• **EXERCISE**
Filter for the word "text" and keep each matching line.

** BEGIN **

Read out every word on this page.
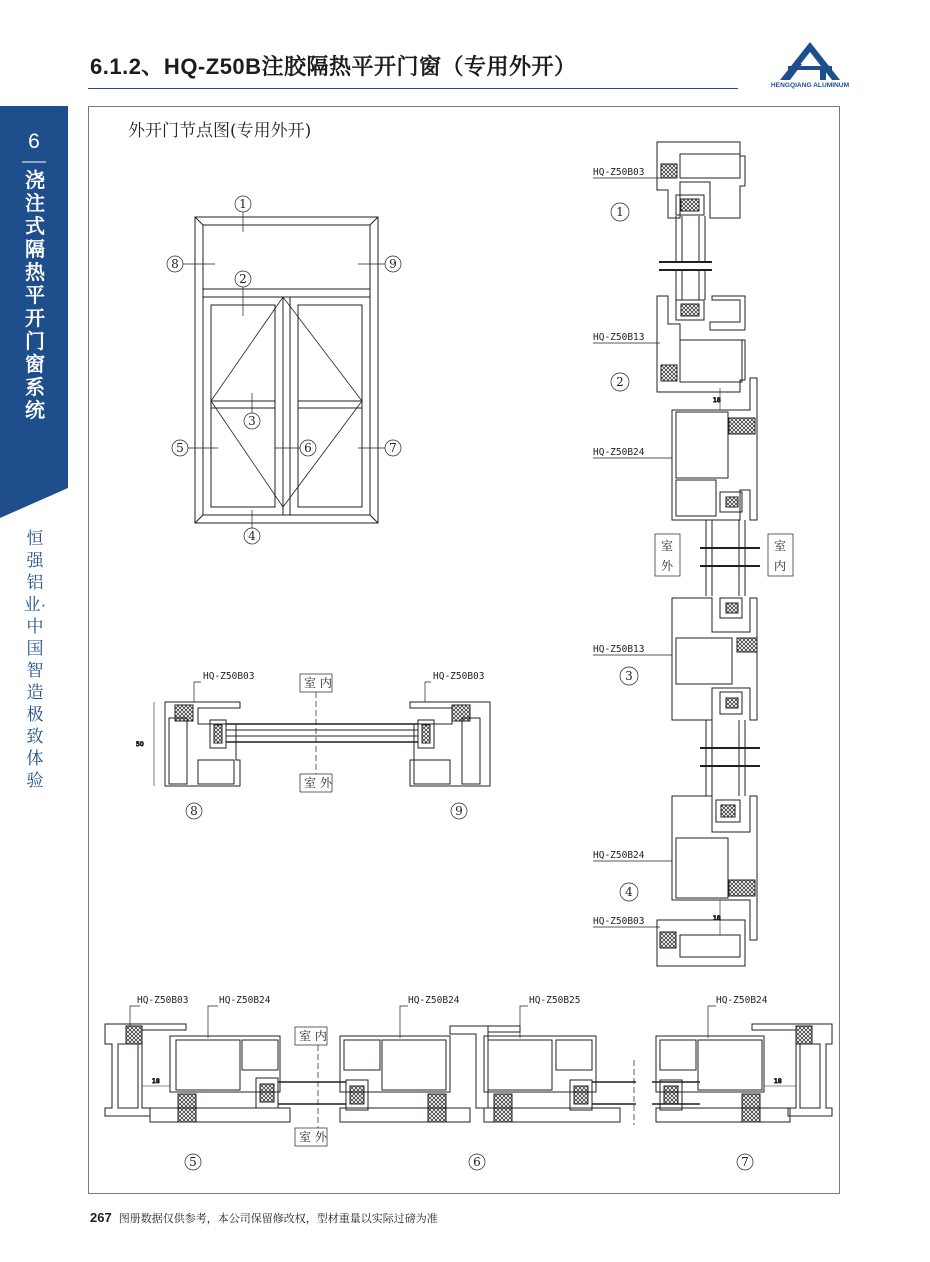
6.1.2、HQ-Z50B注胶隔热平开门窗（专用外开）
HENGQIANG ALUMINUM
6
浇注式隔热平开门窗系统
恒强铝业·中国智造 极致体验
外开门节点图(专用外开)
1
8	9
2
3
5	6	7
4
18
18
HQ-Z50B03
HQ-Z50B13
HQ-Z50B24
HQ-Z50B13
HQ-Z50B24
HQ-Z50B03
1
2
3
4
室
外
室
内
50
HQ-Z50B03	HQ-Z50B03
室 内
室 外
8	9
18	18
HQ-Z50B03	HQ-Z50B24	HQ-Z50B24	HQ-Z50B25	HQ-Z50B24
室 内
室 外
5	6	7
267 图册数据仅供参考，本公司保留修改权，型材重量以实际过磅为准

** END **
** BEGIN **

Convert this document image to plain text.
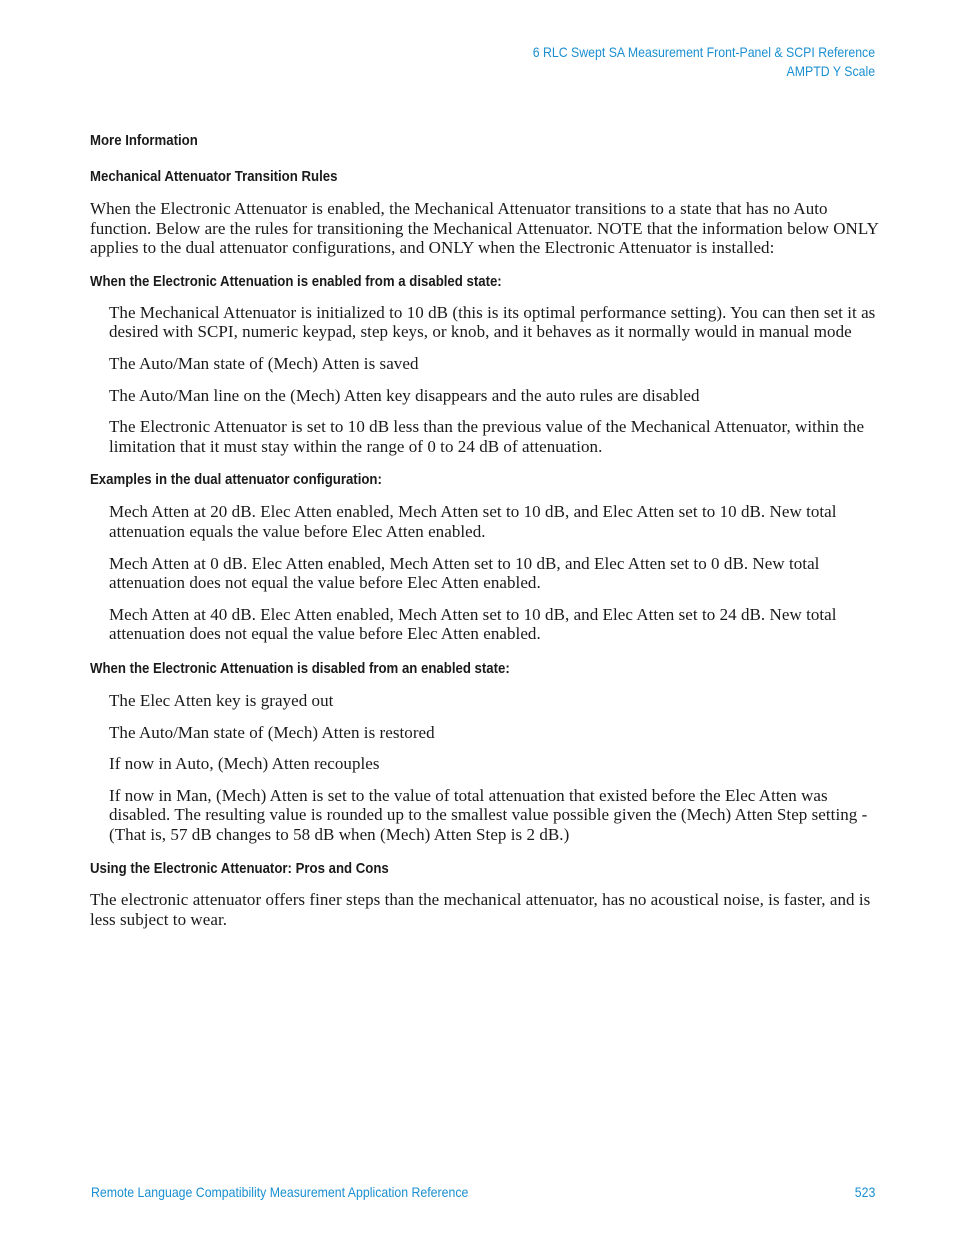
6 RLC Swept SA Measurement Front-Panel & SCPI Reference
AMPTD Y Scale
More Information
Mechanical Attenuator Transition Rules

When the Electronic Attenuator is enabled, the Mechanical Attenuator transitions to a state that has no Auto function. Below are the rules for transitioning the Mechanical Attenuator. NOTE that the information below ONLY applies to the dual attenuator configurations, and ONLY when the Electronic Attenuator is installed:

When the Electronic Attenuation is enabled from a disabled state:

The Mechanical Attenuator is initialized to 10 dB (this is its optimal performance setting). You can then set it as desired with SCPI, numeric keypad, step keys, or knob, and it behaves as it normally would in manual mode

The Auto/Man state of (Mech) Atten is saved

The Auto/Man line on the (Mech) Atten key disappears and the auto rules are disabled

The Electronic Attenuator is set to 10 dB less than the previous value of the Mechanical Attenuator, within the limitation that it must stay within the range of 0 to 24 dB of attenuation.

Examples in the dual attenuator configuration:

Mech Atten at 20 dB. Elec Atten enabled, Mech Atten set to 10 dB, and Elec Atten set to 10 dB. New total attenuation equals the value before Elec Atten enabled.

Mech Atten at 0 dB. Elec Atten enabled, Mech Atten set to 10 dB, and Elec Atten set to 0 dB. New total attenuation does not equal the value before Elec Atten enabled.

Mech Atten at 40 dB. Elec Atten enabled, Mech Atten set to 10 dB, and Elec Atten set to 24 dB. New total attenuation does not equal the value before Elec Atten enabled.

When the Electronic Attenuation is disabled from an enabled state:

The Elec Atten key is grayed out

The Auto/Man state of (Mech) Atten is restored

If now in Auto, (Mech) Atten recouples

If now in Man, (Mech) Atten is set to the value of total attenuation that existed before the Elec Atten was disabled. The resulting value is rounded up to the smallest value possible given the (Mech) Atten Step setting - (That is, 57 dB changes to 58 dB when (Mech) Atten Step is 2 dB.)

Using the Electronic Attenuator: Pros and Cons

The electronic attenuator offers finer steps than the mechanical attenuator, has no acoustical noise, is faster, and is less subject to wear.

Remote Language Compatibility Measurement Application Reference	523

** END **
** BEGIN **

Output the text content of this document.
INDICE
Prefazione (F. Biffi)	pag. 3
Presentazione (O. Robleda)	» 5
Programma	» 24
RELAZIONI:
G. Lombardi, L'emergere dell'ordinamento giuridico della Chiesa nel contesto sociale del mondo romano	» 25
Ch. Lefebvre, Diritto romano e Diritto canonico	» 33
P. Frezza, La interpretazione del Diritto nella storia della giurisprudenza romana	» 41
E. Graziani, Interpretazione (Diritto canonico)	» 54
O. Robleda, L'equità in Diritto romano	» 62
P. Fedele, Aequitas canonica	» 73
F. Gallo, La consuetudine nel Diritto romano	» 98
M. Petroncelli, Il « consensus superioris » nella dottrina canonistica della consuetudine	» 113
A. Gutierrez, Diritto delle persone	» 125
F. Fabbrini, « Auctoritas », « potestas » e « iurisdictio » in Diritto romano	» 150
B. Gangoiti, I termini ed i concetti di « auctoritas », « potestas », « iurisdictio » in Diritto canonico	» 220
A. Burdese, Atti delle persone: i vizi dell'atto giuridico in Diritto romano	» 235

** END **

• **WRITTEN SOLUTION**
Convert this document image to plain text.
Output the text content of this document.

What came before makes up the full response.